Gather, from the data below, each line in which the word "name" occurs.

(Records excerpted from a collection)
+---+

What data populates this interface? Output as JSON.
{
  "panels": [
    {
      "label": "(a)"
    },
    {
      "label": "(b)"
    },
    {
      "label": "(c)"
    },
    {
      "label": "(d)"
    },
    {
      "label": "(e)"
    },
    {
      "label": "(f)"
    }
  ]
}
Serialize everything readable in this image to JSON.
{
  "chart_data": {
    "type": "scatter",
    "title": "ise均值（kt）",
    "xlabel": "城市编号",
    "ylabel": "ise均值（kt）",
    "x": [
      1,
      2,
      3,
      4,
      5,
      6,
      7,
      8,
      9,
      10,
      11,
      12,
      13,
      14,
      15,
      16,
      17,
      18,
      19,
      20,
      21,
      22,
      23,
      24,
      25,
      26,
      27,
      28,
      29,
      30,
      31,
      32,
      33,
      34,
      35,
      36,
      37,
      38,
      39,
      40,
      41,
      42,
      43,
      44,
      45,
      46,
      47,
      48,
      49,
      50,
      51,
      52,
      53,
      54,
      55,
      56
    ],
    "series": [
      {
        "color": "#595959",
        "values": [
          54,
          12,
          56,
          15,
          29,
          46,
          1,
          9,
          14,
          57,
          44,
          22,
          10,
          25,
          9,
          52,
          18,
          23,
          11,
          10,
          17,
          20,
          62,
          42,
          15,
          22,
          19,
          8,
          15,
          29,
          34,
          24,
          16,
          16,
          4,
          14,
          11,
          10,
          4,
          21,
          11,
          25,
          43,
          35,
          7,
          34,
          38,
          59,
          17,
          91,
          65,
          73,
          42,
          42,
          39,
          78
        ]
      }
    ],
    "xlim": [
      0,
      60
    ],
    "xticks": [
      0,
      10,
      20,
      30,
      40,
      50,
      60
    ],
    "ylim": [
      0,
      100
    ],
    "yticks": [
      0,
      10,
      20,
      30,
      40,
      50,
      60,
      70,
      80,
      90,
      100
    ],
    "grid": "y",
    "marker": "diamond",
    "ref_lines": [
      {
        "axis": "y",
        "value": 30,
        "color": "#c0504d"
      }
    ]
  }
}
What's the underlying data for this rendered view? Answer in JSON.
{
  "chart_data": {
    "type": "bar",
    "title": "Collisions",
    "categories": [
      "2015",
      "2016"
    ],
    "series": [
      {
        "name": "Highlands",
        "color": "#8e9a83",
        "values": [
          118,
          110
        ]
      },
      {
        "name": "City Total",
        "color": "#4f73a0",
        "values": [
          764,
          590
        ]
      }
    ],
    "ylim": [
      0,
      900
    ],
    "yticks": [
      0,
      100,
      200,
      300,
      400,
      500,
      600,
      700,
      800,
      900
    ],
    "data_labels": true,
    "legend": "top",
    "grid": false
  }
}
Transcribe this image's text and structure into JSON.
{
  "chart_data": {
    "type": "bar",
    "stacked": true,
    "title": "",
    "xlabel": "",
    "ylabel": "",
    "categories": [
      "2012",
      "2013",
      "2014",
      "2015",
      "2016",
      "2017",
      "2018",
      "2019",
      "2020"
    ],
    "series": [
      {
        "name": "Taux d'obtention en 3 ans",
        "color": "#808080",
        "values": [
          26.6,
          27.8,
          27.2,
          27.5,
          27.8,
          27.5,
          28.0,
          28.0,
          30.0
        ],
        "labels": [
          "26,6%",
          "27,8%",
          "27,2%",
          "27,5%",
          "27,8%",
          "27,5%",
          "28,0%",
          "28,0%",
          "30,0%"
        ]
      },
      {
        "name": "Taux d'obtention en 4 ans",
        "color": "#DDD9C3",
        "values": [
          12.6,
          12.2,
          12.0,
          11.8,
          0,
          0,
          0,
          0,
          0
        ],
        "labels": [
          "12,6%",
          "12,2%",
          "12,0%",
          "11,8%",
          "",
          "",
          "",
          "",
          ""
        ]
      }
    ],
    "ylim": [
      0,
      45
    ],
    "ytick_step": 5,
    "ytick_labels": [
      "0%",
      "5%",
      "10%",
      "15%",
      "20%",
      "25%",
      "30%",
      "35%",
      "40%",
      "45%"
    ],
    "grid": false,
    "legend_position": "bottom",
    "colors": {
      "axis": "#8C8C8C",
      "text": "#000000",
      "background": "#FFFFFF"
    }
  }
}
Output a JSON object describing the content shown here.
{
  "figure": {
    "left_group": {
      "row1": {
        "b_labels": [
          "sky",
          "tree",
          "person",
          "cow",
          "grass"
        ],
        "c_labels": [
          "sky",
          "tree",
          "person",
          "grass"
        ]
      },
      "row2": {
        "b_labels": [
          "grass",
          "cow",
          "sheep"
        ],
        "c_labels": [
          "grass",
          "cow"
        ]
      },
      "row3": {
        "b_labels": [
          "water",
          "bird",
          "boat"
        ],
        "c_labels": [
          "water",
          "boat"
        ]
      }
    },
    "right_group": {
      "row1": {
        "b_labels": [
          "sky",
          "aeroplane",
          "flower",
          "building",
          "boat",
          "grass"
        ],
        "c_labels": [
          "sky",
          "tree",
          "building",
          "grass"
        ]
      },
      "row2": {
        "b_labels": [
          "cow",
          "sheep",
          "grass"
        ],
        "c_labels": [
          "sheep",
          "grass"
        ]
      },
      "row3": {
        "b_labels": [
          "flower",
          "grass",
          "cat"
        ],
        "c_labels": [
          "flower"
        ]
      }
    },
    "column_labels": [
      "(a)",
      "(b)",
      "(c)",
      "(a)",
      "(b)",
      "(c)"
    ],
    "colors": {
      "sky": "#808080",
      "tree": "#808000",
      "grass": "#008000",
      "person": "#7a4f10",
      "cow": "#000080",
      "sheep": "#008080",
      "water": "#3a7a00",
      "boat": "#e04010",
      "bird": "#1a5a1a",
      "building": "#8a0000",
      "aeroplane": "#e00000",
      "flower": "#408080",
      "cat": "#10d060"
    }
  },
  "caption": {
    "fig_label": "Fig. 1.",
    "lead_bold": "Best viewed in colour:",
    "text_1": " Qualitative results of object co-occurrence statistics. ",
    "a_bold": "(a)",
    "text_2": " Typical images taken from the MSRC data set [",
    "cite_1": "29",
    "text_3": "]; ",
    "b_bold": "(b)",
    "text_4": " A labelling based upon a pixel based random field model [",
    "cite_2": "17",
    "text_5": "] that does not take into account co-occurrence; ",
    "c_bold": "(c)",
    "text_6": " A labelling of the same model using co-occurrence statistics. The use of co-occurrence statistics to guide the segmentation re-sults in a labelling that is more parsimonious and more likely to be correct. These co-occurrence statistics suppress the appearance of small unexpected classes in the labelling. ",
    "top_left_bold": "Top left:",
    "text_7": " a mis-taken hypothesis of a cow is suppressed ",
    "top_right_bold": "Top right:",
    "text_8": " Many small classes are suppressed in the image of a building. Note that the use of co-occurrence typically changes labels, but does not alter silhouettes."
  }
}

+---+

- TASK ANSWER:
        "name": "Highlands",
        "name": "City Total",
        "name": "Taux d'obtention en 3 ans",
        "name": "Taux d'obtention en 4 ans",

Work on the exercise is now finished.